## What to work on
Pick out and copy every line below that has the word "subordinates".

(Entries with figure data)

((

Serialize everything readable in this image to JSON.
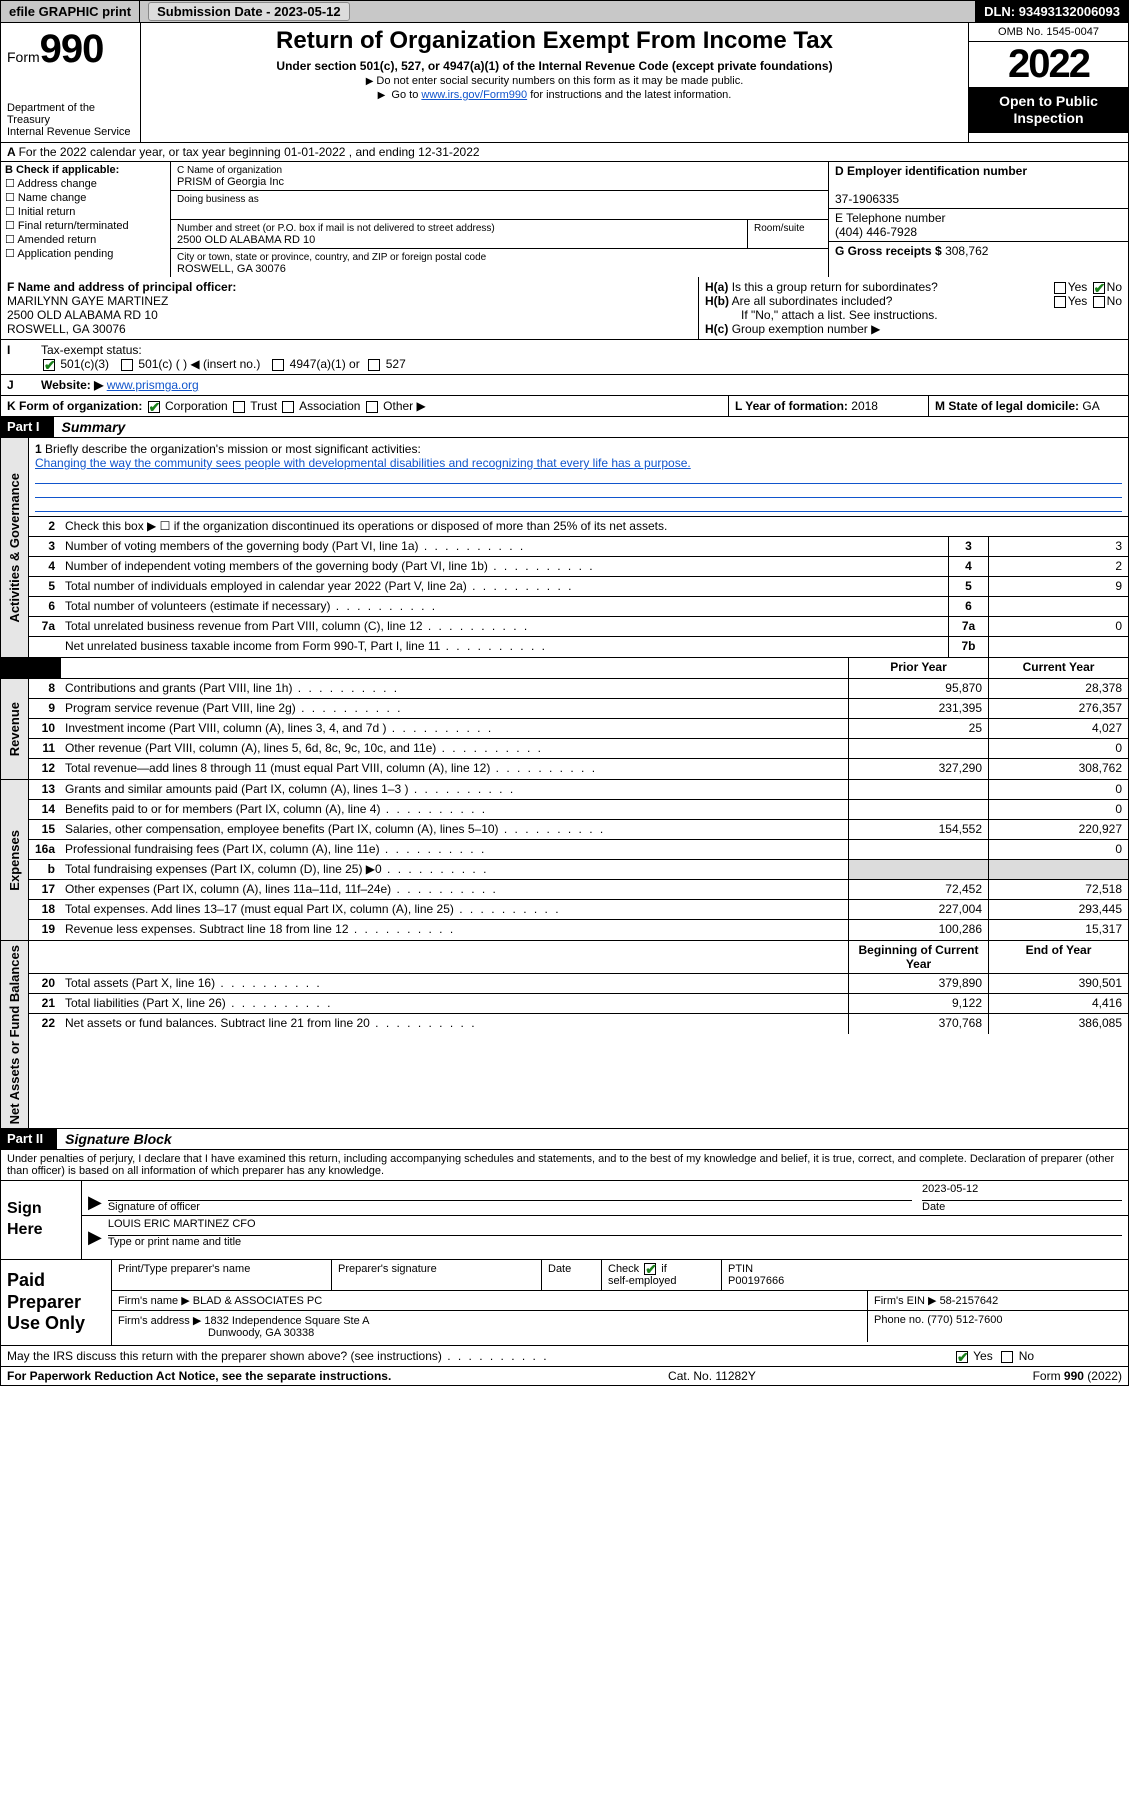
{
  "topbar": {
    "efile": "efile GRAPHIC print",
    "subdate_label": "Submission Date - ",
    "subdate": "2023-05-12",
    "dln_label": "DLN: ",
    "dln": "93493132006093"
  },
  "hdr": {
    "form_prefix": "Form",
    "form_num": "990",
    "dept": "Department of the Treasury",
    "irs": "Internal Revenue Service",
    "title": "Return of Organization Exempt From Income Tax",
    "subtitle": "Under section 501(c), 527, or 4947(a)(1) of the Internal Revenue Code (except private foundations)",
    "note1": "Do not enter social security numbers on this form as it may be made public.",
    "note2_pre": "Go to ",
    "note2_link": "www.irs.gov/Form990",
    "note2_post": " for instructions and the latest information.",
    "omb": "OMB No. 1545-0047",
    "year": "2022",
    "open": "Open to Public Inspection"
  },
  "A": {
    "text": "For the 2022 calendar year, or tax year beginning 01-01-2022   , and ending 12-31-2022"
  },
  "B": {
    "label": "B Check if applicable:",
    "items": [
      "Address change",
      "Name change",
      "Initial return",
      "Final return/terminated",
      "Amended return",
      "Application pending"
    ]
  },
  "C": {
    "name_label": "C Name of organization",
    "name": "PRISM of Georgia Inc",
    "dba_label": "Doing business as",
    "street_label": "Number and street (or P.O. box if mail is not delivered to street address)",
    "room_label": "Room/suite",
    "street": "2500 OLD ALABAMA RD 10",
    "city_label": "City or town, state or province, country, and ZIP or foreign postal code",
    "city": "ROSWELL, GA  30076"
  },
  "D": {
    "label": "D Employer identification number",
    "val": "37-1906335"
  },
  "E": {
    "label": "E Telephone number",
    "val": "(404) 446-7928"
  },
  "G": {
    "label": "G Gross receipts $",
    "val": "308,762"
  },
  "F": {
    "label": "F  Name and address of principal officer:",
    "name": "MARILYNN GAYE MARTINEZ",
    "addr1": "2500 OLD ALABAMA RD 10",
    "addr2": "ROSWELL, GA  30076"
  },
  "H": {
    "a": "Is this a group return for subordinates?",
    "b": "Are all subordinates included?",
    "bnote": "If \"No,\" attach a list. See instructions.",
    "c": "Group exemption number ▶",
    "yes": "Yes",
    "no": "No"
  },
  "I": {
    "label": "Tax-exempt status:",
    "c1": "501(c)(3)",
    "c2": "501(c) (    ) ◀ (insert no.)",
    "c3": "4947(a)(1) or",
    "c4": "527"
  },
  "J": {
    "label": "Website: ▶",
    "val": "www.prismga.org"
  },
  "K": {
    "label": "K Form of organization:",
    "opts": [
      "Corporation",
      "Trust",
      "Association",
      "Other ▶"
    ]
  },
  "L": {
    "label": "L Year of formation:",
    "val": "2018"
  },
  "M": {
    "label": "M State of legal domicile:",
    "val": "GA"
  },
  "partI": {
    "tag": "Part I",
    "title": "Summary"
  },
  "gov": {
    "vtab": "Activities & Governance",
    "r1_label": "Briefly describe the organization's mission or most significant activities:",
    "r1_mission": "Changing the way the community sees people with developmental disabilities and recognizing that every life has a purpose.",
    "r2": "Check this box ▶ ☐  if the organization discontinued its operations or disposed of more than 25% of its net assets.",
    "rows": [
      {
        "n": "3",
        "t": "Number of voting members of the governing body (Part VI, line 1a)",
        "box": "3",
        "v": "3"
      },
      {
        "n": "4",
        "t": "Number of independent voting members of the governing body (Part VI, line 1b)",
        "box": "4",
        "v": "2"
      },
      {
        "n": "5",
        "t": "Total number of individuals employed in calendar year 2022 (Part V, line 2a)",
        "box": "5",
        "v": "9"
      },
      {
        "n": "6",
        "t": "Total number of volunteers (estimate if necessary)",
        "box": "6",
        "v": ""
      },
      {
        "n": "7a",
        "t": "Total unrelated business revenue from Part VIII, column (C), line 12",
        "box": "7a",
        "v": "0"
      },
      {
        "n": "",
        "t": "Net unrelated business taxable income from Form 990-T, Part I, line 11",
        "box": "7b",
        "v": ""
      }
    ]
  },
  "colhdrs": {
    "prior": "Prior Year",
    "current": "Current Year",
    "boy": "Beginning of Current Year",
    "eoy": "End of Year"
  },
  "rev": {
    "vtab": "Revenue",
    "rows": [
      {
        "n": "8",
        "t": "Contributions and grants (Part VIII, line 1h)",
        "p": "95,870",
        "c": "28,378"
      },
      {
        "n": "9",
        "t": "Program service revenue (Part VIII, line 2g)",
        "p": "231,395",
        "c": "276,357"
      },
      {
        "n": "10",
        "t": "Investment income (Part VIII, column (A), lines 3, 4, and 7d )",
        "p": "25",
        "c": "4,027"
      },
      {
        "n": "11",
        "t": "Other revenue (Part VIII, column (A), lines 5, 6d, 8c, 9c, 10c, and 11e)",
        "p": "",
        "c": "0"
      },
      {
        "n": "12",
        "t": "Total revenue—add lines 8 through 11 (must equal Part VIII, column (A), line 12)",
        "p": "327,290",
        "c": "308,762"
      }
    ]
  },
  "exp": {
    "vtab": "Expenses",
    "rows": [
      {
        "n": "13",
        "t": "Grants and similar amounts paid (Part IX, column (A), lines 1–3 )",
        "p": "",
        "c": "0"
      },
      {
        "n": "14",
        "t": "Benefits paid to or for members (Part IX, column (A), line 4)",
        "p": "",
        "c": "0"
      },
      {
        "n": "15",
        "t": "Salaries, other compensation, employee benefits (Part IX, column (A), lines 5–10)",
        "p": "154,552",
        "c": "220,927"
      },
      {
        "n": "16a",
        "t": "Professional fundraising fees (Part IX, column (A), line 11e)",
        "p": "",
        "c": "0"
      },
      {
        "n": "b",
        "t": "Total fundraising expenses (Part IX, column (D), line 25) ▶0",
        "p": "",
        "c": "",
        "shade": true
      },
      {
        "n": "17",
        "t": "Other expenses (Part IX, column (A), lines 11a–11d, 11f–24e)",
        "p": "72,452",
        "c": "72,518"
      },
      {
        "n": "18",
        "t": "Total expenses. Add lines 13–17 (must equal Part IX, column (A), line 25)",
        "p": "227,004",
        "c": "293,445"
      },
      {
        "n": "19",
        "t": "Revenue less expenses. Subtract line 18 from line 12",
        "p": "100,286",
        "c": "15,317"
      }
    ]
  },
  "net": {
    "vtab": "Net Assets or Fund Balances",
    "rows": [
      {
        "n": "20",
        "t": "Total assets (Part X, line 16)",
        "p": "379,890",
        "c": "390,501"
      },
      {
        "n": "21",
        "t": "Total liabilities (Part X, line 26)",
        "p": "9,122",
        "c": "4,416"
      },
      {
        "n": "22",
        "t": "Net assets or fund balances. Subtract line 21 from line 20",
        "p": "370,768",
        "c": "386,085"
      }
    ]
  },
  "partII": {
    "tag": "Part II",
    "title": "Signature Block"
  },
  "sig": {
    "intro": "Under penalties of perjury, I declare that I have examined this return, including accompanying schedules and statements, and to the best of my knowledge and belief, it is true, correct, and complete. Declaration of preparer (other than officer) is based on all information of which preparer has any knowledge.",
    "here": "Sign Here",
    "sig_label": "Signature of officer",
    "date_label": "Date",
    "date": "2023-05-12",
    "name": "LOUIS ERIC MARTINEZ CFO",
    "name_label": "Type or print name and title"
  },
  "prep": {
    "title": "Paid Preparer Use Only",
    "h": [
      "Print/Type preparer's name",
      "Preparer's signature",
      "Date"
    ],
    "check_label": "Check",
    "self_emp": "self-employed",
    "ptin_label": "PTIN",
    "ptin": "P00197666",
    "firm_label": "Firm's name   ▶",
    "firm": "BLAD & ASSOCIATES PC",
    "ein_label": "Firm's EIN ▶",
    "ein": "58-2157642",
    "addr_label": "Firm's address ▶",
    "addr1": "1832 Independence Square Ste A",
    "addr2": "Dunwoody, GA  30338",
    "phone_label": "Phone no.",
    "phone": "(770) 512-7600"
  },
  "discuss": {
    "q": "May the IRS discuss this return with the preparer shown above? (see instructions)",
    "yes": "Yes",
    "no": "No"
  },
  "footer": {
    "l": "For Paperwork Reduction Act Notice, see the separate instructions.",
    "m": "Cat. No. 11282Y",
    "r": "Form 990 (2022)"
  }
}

))

## Written answer
    "a": "Is this a group return for subordinates?",
    "b": "Are all subordinates included?",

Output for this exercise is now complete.